Слонимский, получивший за свою Симфонию № 10 «Круги ада» по Данте Государственную премию, стал, по моим наблюдениям, первым в истории композитором, не просто прикоснувшимся непосредственно к зоне инфернального (таковых было немало; это и В. А. Моцарт в «Реквиеме», и Г. Берлиоз, и Ф. Лист, и М. П. Мусоргский, и многие другие), а портретно, зримо и осязаемо звукописавший самого Хозяина Преисподней. Явленный в кульминационной фазе развития масштабного полотна образ Сатаны выписан композитором во всех ужасающих деталях. Более того, он узнаваем. В этом эпизоде Слонимский достиг совершенства в области гиперреализма. Симфония разворачивает перед слушателем адский театр, в котором все персонажи сыграны актёрами, владеющими всеми секретами Системы Станиславского, и оттого впечатляюще правдивыми и достоверными. Но это – только театр. Циклиада Тищенко принципиально лишена всякой театральности. Композитор не выписывает узнаваемых портретов. Его интересует мир идей, этическая коллизия, воплощаемая посредством очередного моделирования – практически в каждой из составляющих мега-цикл симфоний! – постоянно присутствующей в его крупных сочинениях идеи выявления внутреннего конфликта: зародыш ада и рая присутствует изначально в каждом тематическом комплексе, избираемом Мастером в качестве материала. И развитие музыки в свободно развёртывающейся форме всех D-симфоний выстраивает взрыв изнутри. А результатом проводимой «серии взрывов» каждый раз становится итоговое очищение.

::::

• **ЧТО ТРЕБУЕТСЯ**: Назовите, пожалуйста, симфонию, за которую Слонимский, согласно фрагменту о симфониях Слонимского и Тищенко, получил Государственную премию.

::::

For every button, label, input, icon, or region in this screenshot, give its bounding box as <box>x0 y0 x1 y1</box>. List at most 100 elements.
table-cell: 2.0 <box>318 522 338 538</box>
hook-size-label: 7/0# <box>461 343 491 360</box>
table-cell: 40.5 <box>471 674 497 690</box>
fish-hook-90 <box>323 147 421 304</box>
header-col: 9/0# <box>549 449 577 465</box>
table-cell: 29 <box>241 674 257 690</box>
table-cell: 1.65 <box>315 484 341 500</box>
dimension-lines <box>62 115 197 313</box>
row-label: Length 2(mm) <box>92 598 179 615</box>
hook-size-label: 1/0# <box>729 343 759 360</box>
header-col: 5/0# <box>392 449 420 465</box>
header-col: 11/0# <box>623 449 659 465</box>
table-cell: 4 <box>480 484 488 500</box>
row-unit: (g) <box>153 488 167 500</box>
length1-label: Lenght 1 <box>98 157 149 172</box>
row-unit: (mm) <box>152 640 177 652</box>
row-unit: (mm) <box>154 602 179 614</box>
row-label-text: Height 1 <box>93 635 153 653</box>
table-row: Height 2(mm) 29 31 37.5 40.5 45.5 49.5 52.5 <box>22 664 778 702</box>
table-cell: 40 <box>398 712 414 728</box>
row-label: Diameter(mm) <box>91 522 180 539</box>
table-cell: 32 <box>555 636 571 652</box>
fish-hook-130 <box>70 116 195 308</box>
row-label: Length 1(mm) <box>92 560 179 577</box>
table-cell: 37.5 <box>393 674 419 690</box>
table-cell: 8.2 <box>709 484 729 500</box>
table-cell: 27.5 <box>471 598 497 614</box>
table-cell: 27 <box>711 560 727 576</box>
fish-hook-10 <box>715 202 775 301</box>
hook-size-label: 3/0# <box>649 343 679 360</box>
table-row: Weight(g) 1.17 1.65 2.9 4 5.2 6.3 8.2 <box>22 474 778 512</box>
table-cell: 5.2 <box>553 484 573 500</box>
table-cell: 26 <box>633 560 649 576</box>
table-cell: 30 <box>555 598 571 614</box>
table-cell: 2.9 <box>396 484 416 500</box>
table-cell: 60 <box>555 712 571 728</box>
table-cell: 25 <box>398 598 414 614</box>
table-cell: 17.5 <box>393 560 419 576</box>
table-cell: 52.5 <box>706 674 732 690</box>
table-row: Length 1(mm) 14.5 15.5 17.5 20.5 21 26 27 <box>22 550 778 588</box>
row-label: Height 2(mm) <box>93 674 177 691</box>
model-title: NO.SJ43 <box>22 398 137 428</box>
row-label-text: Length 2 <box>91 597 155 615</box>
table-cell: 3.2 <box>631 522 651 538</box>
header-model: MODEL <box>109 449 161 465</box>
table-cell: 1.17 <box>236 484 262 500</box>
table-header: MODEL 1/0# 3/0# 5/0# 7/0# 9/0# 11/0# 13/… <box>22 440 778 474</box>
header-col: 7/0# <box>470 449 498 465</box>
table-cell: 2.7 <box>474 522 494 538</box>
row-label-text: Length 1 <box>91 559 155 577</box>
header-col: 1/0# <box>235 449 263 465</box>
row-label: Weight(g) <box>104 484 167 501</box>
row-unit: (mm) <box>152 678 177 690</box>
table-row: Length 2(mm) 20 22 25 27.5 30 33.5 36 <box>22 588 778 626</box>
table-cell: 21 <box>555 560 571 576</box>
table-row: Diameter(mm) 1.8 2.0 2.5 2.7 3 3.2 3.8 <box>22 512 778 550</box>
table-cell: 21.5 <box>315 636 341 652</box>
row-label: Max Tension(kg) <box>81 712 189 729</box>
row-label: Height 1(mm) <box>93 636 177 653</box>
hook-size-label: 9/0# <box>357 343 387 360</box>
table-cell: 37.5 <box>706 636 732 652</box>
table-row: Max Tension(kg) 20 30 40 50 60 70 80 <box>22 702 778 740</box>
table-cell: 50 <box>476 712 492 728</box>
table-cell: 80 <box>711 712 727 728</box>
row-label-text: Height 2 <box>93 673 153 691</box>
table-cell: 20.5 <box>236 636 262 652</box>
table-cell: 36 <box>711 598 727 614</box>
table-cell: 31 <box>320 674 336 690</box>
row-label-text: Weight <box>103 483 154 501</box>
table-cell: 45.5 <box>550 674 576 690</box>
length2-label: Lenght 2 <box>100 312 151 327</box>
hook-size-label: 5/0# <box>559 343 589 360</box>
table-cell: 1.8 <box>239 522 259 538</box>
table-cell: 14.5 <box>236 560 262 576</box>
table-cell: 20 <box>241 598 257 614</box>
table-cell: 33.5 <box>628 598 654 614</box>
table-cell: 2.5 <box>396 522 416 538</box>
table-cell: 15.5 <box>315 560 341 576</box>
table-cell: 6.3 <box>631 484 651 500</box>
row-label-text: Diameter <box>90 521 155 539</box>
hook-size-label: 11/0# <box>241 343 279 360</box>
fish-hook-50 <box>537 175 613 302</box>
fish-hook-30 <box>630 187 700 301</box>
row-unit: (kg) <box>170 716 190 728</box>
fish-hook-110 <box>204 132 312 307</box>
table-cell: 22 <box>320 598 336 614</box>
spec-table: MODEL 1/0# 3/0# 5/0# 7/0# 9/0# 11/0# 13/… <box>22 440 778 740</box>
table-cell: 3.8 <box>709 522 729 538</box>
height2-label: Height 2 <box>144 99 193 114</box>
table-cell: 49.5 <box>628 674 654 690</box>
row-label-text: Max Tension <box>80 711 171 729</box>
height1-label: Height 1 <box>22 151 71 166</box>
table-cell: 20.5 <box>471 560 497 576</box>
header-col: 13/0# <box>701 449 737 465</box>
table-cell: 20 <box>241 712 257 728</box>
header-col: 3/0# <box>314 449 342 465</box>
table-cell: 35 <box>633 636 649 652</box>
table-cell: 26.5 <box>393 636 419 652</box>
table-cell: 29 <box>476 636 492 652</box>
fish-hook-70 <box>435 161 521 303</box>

::::

• **ОТВЕТ**: Симфония № 10 «Круги ада» по Данте.